> YOUR OBJECTIVE
Only the lines from the one holding "Convert this screenshot" to the end of the data should be echoed, exactly as they appear, minus the pictures.

> DATA TO USE
## start

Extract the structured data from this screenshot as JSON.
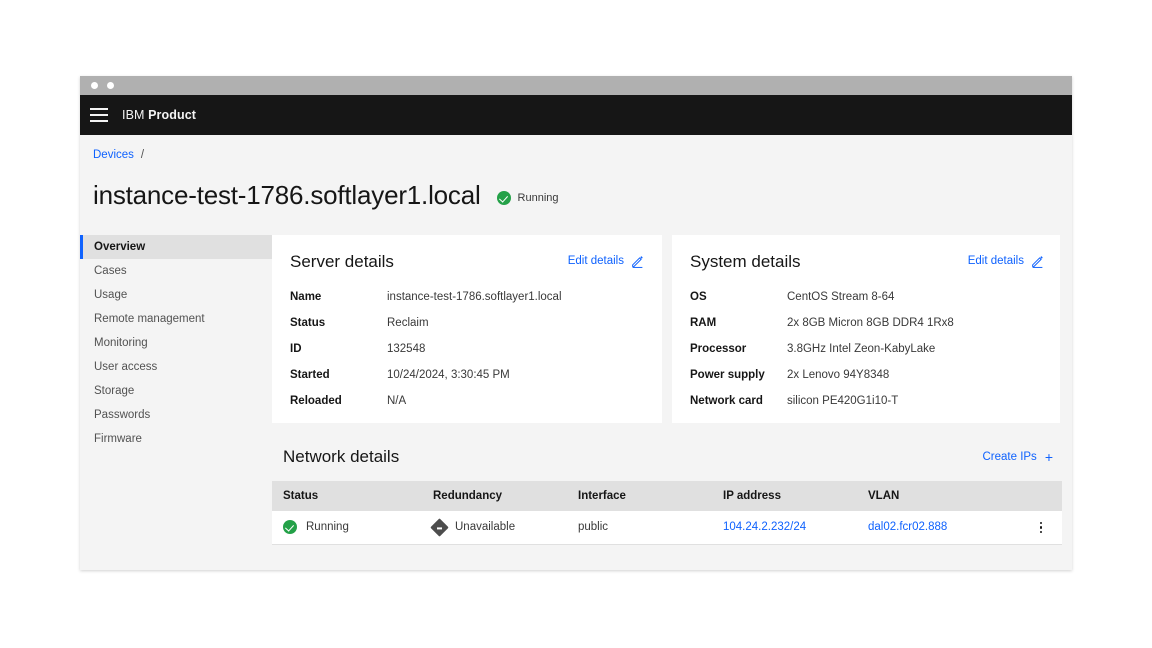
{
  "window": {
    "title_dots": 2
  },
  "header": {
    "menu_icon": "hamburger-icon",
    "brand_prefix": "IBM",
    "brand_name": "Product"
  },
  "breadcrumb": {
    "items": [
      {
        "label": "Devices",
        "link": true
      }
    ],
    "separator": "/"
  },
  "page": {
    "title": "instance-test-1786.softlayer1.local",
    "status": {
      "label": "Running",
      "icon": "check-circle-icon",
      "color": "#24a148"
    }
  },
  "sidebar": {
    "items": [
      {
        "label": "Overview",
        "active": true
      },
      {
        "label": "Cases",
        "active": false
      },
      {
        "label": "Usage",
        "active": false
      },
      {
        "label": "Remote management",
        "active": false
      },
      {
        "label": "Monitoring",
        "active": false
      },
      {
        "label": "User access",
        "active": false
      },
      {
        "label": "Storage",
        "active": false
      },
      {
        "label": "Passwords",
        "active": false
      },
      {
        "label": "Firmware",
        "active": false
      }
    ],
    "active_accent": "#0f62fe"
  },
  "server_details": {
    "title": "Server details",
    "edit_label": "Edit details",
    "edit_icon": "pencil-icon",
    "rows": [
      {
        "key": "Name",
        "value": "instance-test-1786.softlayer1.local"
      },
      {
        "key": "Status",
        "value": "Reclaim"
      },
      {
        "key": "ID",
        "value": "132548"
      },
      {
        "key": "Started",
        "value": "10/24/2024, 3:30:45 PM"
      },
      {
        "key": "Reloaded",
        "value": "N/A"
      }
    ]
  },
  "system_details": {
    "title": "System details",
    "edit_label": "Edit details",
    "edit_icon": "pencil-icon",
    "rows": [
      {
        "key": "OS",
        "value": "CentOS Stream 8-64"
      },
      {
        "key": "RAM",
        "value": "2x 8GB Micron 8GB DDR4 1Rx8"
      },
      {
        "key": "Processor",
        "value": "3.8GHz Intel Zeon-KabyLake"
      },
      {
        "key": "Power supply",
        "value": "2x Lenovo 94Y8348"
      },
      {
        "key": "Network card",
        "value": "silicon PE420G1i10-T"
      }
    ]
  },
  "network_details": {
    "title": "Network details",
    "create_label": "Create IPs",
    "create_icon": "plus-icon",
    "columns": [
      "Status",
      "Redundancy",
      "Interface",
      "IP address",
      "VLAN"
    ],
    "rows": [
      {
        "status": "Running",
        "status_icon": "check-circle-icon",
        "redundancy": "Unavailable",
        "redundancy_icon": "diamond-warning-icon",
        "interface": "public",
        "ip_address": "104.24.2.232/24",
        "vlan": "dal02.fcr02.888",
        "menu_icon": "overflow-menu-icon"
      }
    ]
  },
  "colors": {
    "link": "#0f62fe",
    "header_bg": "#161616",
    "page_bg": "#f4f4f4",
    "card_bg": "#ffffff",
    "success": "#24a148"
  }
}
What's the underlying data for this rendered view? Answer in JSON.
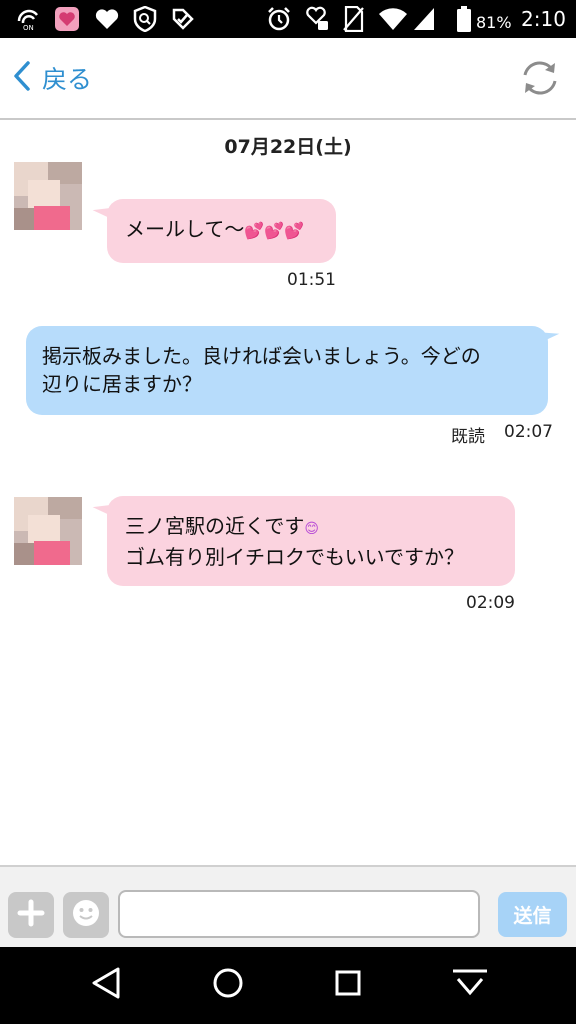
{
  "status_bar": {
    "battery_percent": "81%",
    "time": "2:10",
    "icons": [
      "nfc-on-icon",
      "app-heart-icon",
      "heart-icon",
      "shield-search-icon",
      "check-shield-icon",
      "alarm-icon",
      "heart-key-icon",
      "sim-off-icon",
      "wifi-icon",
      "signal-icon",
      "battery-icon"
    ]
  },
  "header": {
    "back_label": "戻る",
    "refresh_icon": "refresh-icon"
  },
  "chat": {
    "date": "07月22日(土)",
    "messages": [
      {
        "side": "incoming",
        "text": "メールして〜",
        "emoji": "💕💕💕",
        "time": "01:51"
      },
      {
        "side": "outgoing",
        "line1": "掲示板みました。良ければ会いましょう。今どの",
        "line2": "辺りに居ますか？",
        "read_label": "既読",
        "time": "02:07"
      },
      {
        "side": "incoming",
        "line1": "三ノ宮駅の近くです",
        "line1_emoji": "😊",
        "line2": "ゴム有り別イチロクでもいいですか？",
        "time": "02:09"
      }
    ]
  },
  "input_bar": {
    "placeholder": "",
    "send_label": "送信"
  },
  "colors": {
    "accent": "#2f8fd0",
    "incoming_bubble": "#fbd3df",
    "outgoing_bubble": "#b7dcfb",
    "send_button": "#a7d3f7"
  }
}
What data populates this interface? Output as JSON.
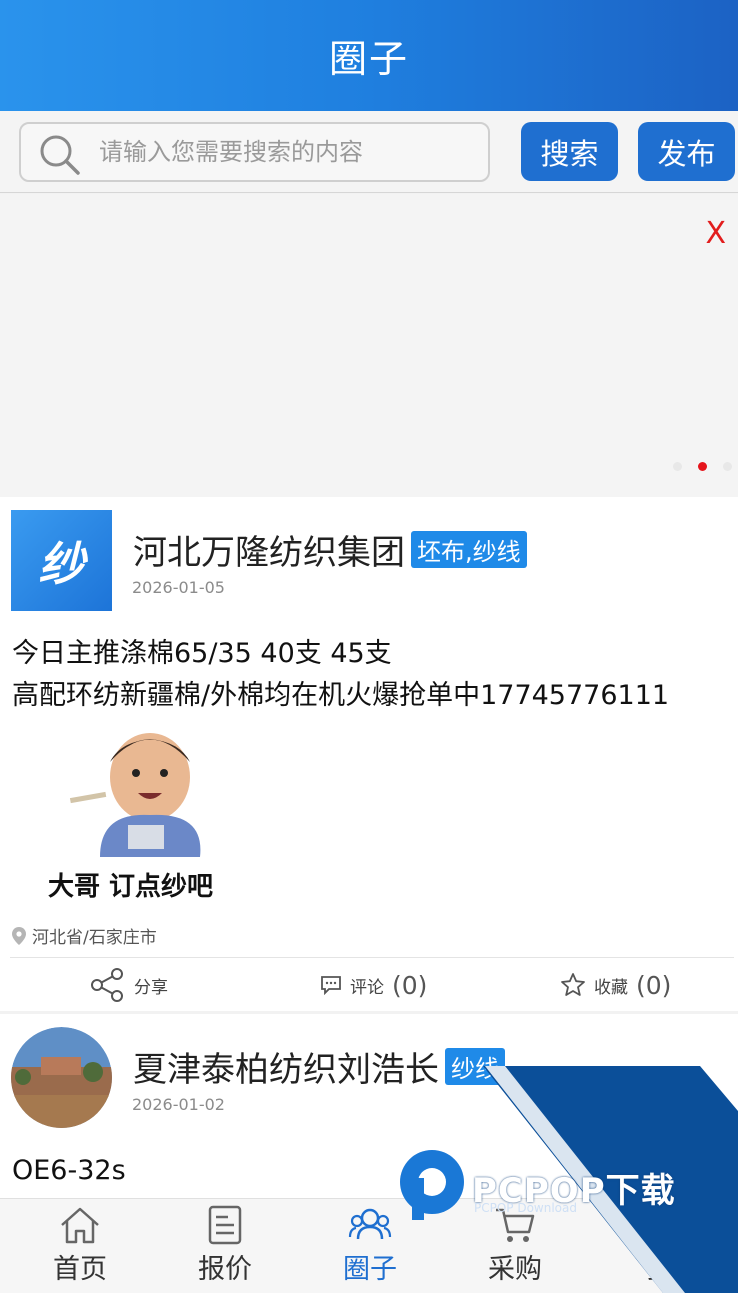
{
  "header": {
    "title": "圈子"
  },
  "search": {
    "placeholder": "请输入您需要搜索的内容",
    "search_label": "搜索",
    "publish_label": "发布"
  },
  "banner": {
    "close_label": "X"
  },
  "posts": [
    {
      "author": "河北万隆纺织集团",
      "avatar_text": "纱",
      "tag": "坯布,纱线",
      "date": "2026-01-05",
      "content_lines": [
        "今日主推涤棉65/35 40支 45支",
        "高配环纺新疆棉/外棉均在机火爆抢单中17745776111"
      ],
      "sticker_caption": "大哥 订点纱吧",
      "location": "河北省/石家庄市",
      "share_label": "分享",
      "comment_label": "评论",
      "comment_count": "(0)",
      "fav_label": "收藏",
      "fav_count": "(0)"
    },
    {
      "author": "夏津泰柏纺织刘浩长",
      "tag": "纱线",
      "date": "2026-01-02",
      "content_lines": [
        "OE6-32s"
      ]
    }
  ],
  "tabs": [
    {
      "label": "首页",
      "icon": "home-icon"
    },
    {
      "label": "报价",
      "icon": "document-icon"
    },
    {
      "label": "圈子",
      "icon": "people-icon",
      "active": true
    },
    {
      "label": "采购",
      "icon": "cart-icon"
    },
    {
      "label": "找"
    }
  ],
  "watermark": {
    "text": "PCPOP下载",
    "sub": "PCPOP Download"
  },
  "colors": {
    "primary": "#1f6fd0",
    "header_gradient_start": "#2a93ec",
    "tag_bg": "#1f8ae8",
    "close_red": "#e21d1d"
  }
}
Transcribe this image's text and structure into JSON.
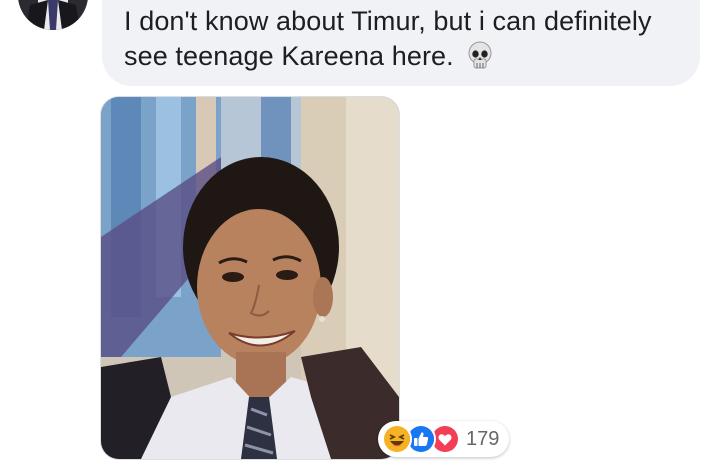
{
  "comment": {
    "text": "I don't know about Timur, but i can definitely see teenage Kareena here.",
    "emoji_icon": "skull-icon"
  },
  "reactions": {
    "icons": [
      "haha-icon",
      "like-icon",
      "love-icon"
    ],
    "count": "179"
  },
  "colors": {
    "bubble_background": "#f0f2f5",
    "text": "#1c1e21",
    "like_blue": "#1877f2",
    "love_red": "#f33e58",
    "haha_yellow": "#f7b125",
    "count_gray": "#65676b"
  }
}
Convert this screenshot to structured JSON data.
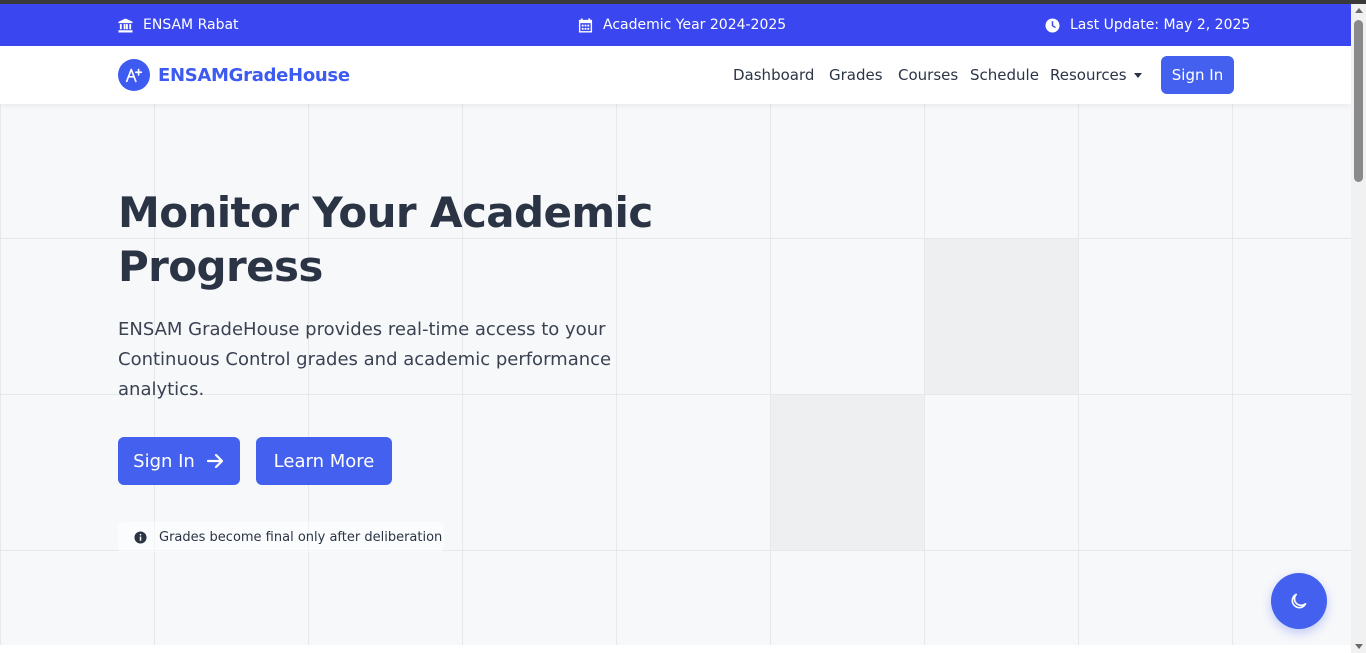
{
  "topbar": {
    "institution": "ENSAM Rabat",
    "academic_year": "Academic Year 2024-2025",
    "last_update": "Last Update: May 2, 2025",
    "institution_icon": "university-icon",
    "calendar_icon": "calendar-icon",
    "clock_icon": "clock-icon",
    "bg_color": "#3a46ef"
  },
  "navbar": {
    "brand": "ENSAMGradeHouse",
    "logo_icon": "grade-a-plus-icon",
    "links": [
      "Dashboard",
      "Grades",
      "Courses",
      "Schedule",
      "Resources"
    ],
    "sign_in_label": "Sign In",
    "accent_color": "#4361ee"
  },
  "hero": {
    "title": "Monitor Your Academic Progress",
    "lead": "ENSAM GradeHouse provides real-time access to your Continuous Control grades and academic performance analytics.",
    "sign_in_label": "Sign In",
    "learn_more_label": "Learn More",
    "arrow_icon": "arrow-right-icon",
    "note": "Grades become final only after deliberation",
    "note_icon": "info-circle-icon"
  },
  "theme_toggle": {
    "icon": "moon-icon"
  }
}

## end

> RESULT OF THE EXERCISE
Convert this screenshot to structured JSON data.
{
  "topbar": {
    "institution": "ENSAM Rabat",
    "academic_year": "Academic Year 2024-2025",
    "last_update": "Last Update: May 2, 2025",
    "institution_icon": "university-icon",
    "calendar_icon": "calendar-icon",
    "clock_icon": "clock-icon",
    "bg_color": "#3a46ef"
  },
  "navbar": {
    "brand": "ENSAMGradeHouse",
    "logo_icon": "grade-a-plus-icon",
    "links": [
      "Dashboard",
      "Grades",
      "Courses",
      "Schedule",
      "Resources"
    ],
    "sign_in_label": "Sign In",
    "accent_color": "#4361ee"
  },
  "hero": {
    "title": "Monitor Your Academic Progress",
    "lead": "ENSAM GradeHouse provides real-time access to your Continuous Control grades and academic performance analytics.",
    "sign_in_label": "Sign In",
    "learn_more_label": "Learn More",
    "arrow_icon": "arrow-right-icon",
    "note": "Grades become final only after deliberation",
    "note_icon": "info-circle-icon"
  },
  "theme_toggle": {
    "icon": "moon-icon"
  }
}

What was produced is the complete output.